Problem requirements: Below are some entries; can you quote all of them exactly?

Stored dataset items
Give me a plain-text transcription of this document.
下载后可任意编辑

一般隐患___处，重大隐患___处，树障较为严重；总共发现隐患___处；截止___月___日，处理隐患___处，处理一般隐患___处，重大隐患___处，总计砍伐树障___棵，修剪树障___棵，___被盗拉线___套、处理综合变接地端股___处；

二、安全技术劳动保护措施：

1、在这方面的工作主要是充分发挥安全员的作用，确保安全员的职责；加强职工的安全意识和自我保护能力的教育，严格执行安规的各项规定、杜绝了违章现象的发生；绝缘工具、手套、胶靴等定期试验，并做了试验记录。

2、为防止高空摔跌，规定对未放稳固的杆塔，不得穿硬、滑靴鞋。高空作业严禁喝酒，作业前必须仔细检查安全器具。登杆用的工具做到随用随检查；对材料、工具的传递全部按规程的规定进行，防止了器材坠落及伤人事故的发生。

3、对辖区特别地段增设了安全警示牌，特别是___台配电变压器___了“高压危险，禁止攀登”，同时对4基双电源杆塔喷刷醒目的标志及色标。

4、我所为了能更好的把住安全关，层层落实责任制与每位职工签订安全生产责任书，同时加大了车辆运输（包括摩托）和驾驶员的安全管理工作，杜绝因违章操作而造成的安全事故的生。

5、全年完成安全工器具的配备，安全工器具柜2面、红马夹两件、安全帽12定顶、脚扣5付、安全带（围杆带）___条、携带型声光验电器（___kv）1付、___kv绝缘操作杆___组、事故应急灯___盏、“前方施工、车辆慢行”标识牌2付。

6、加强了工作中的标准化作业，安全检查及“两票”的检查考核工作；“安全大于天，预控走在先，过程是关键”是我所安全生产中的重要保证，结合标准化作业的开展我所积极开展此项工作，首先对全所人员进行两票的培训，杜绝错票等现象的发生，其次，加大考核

Expected answer:
Give me a plain-text transcription of this document.
下载后可任意编辑

一般隐患___处，重大隐患___处，树障较为严重；总共发现隐患___处；截止___月___日，处理隐患___处，处理一般隐患___处，重大隐患___处，总计砍伐树障___棵，修剪树障___棵，___被盗拉线___套、处理综合变接地端股___处；

二、安全技术劳动保护措施：

1、在这方面的工作主要是充分发挥安全员的作用，确保安全员的职责；加强职工的安全意识和自我保护能力的教育，严格执行安规的各项规定、杜绝了违章现象的发生；绝缘工具、手套、胶靴等定期试验，并做了试验记录。

2、为防止高空摔跌，规定对未放稳固的杆塔，不得穿硬、滑靴鞋。高空作业严禁喝酒，作业前必须仔细检查安全器具。登杆用的工具做到随用随检查；对材料、工具的传递全部按规程的规定进行，防止了器材坠落及伤人事故的发生。

3、对辖区特别地段增设了安全警示牌，特别是___台配电变压器___了“高压危险，禁止攀登”，同时对4基双电源杆塔喷刷醒目的标志及色标。

4、我所为了能更好的把住安全关，层层落实责任制与每位职工签订安全生产责任书，同时加大了车辆运输（包括摩托）和驾驶员的安全管理工作，杜绝因违章操作而造成的安全事故的生。

5、全年完成安全工器具的配备，安全工器具柜2面、红马夹两件、安全帽12定顶、脚扣5付、安全带（围杆带）___条、携带型声光验电器（___kv）1付、___kv绝缘操作杆___组、事故应急灯___盏、“前方施工、车辆慢行”标识牌2付。

6、加强了工作中的标准化作业，安全检查及“两票”的检查考核工作；“安全大于天，预控走在先，过程是关键”是我所安全生产中的重要保证，结合标准化作业的开展我所积极开展此项工作，首先对全所人员进行两票的培训，杜绝错票等现象的发生，其次，加大考核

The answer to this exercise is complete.